Using the data below, gather each line that includes the word "this".
## BEGIN Extracted data
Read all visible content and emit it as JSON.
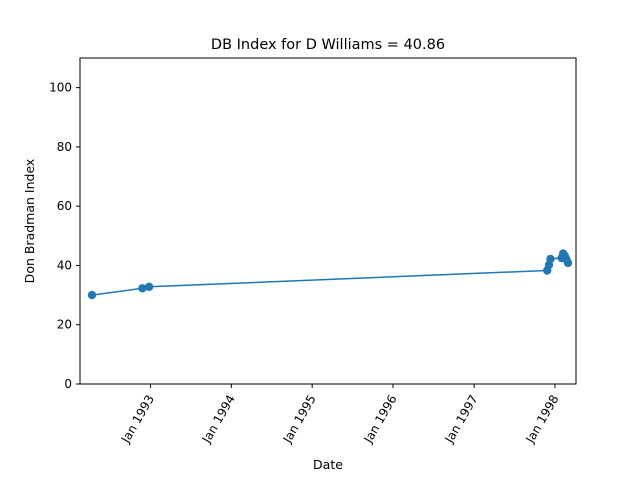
{
  "chart_data": {
    "type": "line",
    "title": "DB Index for D Williams = 40.86",
    "xlabel": "Date",
    "ylabel": "Don Bradman Index",
    "x_tick_labels": [
      "Jan 1993",
      "Jan 1994",
      "Jan 1995",
      "Jan 1996",
      "Jan 1997",
      "Jan 1998"
    ],
    "x_tick_dates": [
      "1993-01-01",
      "1994-01-01",
      "1995-01-01",
      "1996-01-01",
      "1997-01-01",
      "1998-01-01"
    ],
    "y_tick_labels": [
      "0",
      "20",
      "40",
      "60",
      "80",
      "100"
    ],
    "y_tick_values": [
      0,
      20,
      40,
      60,
      80,
      100
    ],
    "xlim": [
      "1992-02-18",
      "1998-04-06"
    ],
    "ylim": [
      0,
      110
    ],
    "grid": false,
    "colors": {
      "series": "#1f77b4",
      "axes": "#000000",
      "background": "#ffffff"
    },
    "series": [
      {
        "x": [
          "1992-04-12",
          "1992-11-26",
          "1992-12-26",
          "1997-11-27",
          "1997-12-05",
          "1997-12-12",
          "1998-01-31",
          "1998-02-07",
          "1998-02-14",
          "1998-02-22",
          "1998-03-01"
        ],
        "y": [
          30.0,
          32.3,
          32.8,
          38.3,
          40.2,
          42.2,
          42.5,
          44.0,
          43.3,
          42.0,
          40.86
        ]
      }
    ]
  }
}
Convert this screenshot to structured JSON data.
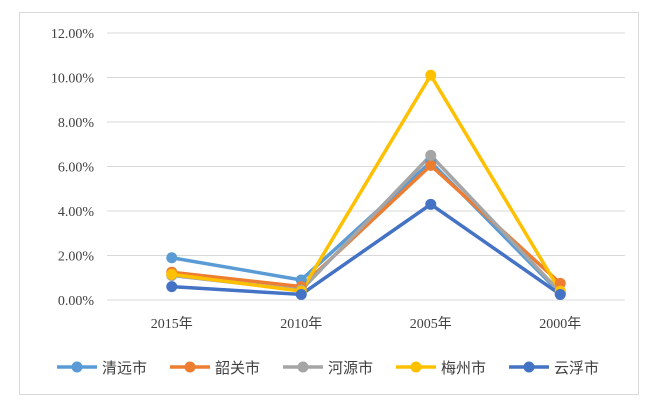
{
  "chart_data": {
    "type": "line",
    "title": "",
    "xlabel": "",
    "ylabel": "",
    "categories": [
      "2015年",
      "2010年",
      "2005年",
      "2000年"
    ],
    "ylim": [
      0,
      12
    ],
    "yticks": [
      "0.00%",
      "2.00%",
      "4.00%",
      "6.00%",
      "8.00%",
      "10.00%",
      "12.00%"
    ],
    "grid": true,
    "legend_position": "bottom",
    "series": [
      {
        "name": "清远市",
        "color": "#5B9BD5",
        "values": [
          1.9,
          0.9,
          6.2,
          0.3
        ]
      },
      {
        "name": "韶关市",
        "color": "#ED7D31",
        "values": [
          1.25,
          0.6,
          6.05,
          0.75
        ]
      },
      {
        "name": "河源市",
        "color": "#A5A5A5",
        "values": [
          1.1,
          0.45,
          6.5,
          0.35
        ]
      },
      {
        "name": "梅州市",
        "color": "#FFC000",
        "values": [
          1.15,
          0.4,
          10.1,
          0.4
        ]
      },
      {
        "name": "云浮市",
        "color": "#4472C4",
        "values": [
          0.6,
          0.25,
          4.3,
          0.25
        ]
      }
    ]
  }
}
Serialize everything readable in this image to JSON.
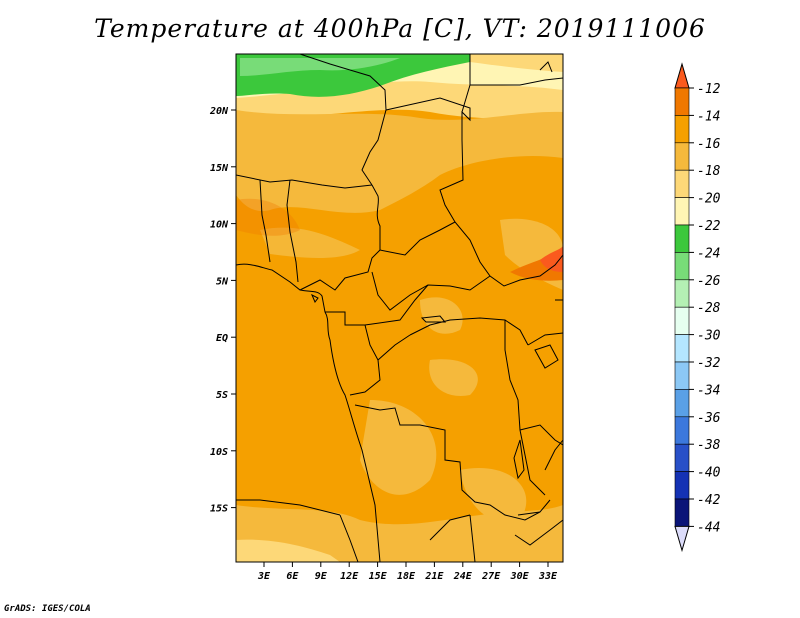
{
  "title": "Temperature at 400hPa [C], VT: 2019111006",
  "credit": "GrADS: IGES/COLA",
  "map": {
    "lat_ticks": [
      "20N",
      "15N",
      "10N",
      "5N",
      "EQ",
      "5S",
      "10S",
      "15S"
    ],
    "lon_ticks": [
      "3E",
      "6E",
      "9E",
      "12E",
      "15E",
      "18E",
      "21E",
      "24E",
      "27E",
      "30E",
      "33E"
    ]
  },
  "colorbar": {
    "labels": [
      "-12",
      "-14",
      "-16",
      "-18",
      "-20",
      "-22",
      "-24",
      "-26",
      "-28",
      "-30",
      "-32",
      "-34",
      "-36",
      "-38",
      "-40",
      "-42",
      "-44"
    ],
    "colors": {
      "gt_-12": "#fa5a1e",
      "-14_-12": "#f07800",
      "-16_-14": "#f5a000",
      "-18_-16": "#f5b93c",
      "-20_-18": "#fdd878",
      "-22_-20": "#fff5b4",
      "-24_-22": "#3cc83c",
      "-26_-24": "#78dc78",
      "-28_-26": "#b4f0b4",
      "-30_-28": "#e6fff0",
      "-32_-30": "#b4e6ff",
      "-34_-32": "#8cc8f5",
      "-36_-34": "#5aa0e6",
      "-38_-36": "#3c78dc",
      "-40_-38": "#2850c8",
      "-42_-40": "#1432b4",
      "-44_-42": "#0a1478",
      "lt_-44": "#dcdcfa"
    }
  }
}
## END Extracted data
Written solution:
Convert this screenshot to structured JSON data.
Serialize everything readable in this image to JSON.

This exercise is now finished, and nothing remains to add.